— start Records provided —
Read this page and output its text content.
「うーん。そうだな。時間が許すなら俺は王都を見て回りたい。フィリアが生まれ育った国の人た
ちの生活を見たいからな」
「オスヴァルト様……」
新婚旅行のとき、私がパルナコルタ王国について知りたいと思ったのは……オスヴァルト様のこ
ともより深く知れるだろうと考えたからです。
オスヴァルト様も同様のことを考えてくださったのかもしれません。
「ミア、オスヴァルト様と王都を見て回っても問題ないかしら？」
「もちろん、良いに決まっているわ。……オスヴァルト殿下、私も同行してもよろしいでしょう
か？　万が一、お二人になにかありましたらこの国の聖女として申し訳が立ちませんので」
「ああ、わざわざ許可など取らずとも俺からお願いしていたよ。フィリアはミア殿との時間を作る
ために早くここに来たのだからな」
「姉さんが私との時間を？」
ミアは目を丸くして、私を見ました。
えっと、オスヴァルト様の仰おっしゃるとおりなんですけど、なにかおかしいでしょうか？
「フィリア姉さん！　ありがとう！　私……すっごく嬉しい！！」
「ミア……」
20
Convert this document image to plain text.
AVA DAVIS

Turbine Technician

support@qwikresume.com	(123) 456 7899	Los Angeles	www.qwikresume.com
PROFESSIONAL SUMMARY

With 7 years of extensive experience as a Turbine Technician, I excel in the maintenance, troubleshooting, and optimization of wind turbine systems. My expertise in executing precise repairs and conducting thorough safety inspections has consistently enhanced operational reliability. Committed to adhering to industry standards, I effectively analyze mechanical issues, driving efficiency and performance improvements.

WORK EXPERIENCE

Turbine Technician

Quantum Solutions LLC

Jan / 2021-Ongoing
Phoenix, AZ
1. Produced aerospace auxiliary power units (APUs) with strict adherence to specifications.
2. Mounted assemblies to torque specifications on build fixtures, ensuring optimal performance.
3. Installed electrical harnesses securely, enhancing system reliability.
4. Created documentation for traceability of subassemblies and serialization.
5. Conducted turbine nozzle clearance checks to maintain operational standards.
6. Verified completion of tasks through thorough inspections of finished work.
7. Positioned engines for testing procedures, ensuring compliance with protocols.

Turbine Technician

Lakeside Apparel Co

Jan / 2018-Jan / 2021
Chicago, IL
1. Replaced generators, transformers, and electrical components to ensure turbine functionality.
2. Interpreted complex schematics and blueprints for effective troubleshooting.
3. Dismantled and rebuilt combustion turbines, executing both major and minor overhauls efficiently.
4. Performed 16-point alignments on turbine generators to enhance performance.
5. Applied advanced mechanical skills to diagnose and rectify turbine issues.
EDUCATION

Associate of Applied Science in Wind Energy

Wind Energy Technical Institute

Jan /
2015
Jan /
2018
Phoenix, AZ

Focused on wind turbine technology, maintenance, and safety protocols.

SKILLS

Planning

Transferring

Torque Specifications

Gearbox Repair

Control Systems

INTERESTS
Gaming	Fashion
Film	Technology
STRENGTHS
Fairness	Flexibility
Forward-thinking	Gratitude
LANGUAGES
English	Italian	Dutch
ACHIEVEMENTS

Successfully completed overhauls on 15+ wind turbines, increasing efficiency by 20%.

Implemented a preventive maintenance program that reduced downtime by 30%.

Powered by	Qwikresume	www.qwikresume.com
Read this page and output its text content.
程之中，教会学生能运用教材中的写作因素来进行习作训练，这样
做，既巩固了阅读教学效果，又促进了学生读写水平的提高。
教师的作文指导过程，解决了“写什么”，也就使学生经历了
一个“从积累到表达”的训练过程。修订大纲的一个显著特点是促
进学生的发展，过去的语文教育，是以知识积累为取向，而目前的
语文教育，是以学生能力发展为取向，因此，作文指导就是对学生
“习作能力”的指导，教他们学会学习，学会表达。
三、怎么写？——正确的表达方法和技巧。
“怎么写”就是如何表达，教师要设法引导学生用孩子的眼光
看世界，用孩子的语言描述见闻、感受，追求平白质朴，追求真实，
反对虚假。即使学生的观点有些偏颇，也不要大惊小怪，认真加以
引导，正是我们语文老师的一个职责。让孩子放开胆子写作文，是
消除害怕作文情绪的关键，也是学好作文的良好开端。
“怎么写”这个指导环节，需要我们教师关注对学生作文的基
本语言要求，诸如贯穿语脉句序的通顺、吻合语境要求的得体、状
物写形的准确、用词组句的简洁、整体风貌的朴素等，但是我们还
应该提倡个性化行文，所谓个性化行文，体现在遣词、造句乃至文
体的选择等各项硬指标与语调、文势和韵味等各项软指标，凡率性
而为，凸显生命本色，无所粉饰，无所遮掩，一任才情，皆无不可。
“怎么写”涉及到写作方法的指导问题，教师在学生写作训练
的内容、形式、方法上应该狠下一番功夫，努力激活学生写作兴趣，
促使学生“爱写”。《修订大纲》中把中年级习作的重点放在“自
— end Records provided —
§ Written exercise
Report how many lines in these entries contain "operational". Answer with the number only.

§ The completed task
2